* OBJECTIVE
Every line holding the string "영장류를" should be gathered.

begin WORKING DATA

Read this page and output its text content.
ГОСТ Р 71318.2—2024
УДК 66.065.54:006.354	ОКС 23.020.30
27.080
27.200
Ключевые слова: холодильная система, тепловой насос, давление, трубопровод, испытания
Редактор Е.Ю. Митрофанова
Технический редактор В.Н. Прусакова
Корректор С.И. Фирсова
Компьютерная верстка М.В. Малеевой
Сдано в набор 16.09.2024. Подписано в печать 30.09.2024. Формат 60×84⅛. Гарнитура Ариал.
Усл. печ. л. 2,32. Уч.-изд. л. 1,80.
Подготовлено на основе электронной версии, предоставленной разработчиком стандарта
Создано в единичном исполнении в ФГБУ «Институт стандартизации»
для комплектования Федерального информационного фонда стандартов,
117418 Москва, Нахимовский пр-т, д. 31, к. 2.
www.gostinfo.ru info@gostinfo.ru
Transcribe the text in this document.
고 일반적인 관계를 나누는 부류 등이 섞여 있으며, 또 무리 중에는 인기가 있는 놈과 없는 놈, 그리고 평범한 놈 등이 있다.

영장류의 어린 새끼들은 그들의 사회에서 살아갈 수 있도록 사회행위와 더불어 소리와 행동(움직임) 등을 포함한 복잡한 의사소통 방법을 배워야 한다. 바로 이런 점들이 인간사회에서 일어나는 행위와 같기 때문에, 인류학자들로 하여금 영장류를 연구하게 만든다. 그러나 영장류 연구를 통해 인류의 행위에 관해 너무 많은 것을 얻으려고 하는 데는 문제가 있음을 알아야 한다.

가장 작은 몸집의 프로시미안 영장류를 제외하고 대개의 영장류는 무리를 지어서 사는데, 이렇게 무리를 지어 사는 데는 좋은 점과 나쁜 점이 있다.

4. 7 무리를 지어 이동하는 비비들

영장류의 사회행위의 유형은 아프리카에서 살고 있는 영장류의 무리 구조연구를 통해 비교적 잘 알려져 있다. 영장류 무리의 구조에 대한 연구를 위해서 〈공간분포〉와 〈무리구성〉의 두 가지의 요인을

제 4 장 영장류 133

end WORKING DATA

* RESPONSE FOR THIS EXERCISE
영장류의 어린 새끼들은 그들의 사회에서 살아갈 수 있도록 사회행위와 더불어 소리와 행동(움직임) 등을 포함한 복잡한 의사소통 방법을 배워야 한다. 바로 이런 점들이 인간사회에서 일어나는 행위와 같기 때문에, 인류학자들로 하여금 영장류를 연구하게 만든다. 그러나 영장류 연구를 통해 인류의 행위에 관해 너무 많은 것을 얻으려고 하는 데는 문제가 있음을 알아야 한다.
가장 작은 몸집의 프로시미안 영장류를 제외하고 대개의 영장류는 무리를 지어서 사는데, 이렇게 무리를 지어 사는 데는 좋은 점과 나쁜 점이 있다.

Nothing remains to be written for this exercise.